──────── DATA ROWS ────────

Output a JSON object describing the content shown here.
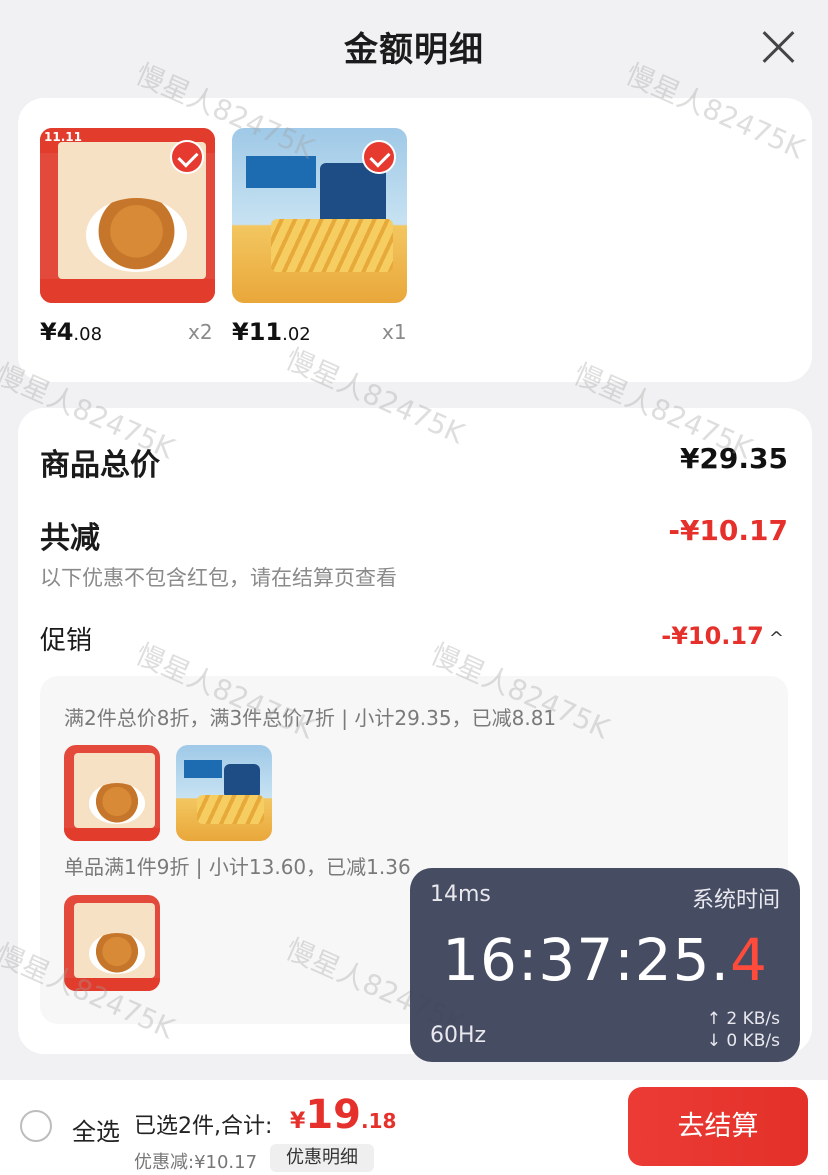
{
  "header": {
    "title": "金额明细"
  },
  "products": [
    {
      "name_badge": "11.11",
      "price_int": "¥4",
      "price_dec": ".08",
      "qty": "x2"
    },
    {
      "price_int": "¥11",
      "price_dec": ".02",
      "qty": "x1"
    }
  ],
  "summary": {
    "total_label": "商品总价",
    "total_value": "¥29.35",
    "reduce_label": "共减",
    "reduce_value": "-¥10.17",
    "reduce_note": "以下优惠不包含红包，请在结算页查看",
    "promo_label": "促销",
    "promo_value": "-¥10.17",
    "promo_toggle": "^",
    "promo_line_1": "满2件总价8折，满3件总价7折 | 小计29.35，已减8.81",
    "promo_line_2": "单品满1件9折 | 小计13.60，已减1.36"
  },
  "overlay": {
    "latency": "14ms",
    "sys_label": "系统时间",
    "clock_main": "16:37:25.",
    "clock_last": "4",
    "refresh": "60Hz",
    "up": "↑ 2 KB/s",
    "down": "↓ 0 KB/s"
  },
  "bottom": {
    "select_all": "全选",
    "selected_text": "已选2件,合计:",
    "total_symbol": "¥",
    "total_int": "19",
    "total_dec": ".18",
    "discount_text": "优惠减:¥10.17",
    "discount_detail": "优惠明细",
    "checkout": "去结算"
  },
  "watermark": "慢星人82475K",
  "colors": {
    "accent": "#e5302b",
    "overlay_bg": "#3c4258"
  }
}
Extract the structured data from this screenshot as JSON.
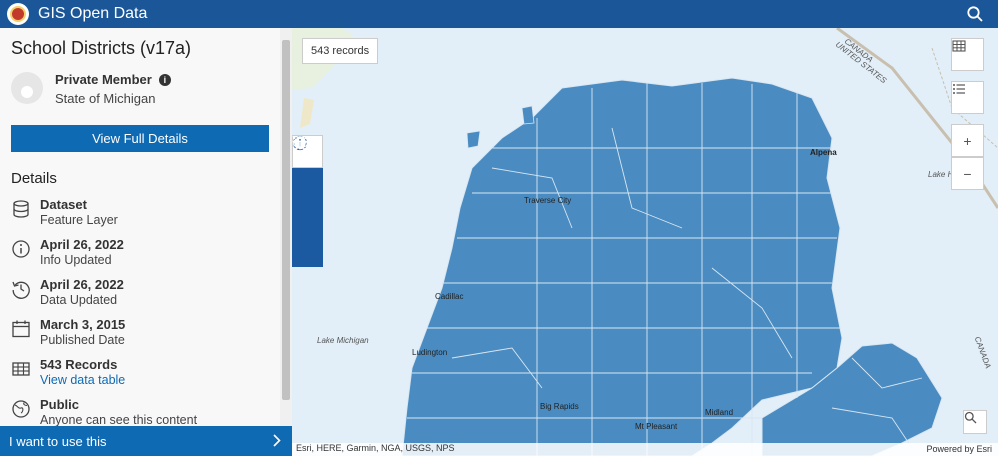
{
  "header": {
    "title": "GIS Open Data",
    "logo": "state-seal",
    "search_icon": "search-icon"
  },
  "sidebar": {
    "title": "School Districts (v17a)",
    "owner": {
      "name": "Private Member",
      "org": "State of Michigan"
    },
    "view_details_label": "View Full Details",
    "details_heading": "Details",
    "details": [
      {
        "icon": "database-icon",
        "main": "Dataset",
        "sub": "Feature Layer"
      },
      {
        "icon": "info-icon",
        "main": "April 26, 2022",
        "sub": "Info Updated"
      },
      {
        "icon": "history-icon",
        "main": "April 26, 2022",
        "sub": "Data Updated"
      },
      {
        "icon": "calendar-icon",
        "main": "March 3, 2015",
        "sub": "Published Date"
      },
      {
        "icon": "table-icon",
        "main": "543 Records",
        "link": "View data table"
      },
      {
        "icon": "globe-icon",
        "main": "Public",
        "sub": "Anyone can see this content"
      }
    ],
    "use_label": "I want to use this"
  },
  "map": {
    "records_badge": "543 records",
    "tools": [
      "info-icon",
      "filter-icon",
      "download-icon",
      "star-icon"
    ],
    "right_buttons": [
      "table-view-icon",
      "list-view-icon"
    ],
    "zoom_in": "+",
    "zoom_out": "−",
    "labels": {
      "canada": "CANADA",
      "united_states": "UNITED STATES",
      "alpena": "Alpena",
      "traverse_city": "Traverse City",
      "lake_huron": "Lake H",
      "cadillac": "Cadillac",
      "lake_michigan": "Lake Michigan",
      "ludington": "Ludington",
      "midland": "Midland",
      "big_rapids": "Big Rapids",
      "mt_pleasant": "Mt Pleasant",
      "canada_right": "CANADA"
    },
    "attribution": "Esri, HERE, Garmin, NGA, USGS, NPS",
    "powered_by": "Powered by Esri",
    "colors": {
      "districts": "#4a8cc2",
      "water": "#e2eff8",
      "boundaries": "#d8e6f2"
    }
  }
}
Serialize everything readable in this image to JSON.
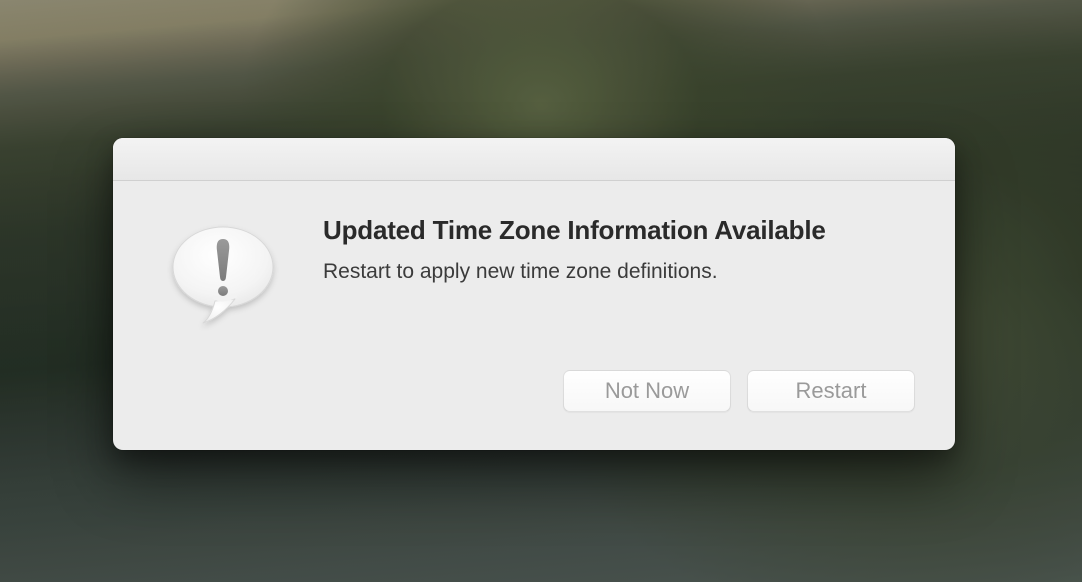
{
  "dialog": {
    "title": "Updated Time Zone Information Available",
    "message": "Restart to apply new time zone definitions.",
    "buttons": {
      "cancel": "Not Now",
      "confirm": "Restart"
    },
    "icon": "alert-speech-bubble"
  }
}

────────

**YOUR TASK**
Every line in the data that holds "Esri" should be copied out.

**FINAL ANSWER**
    "attribution": "Esri, HERE, Garmin, NGA, USGS, NPS",
    "powered_by": "Powered by Esri",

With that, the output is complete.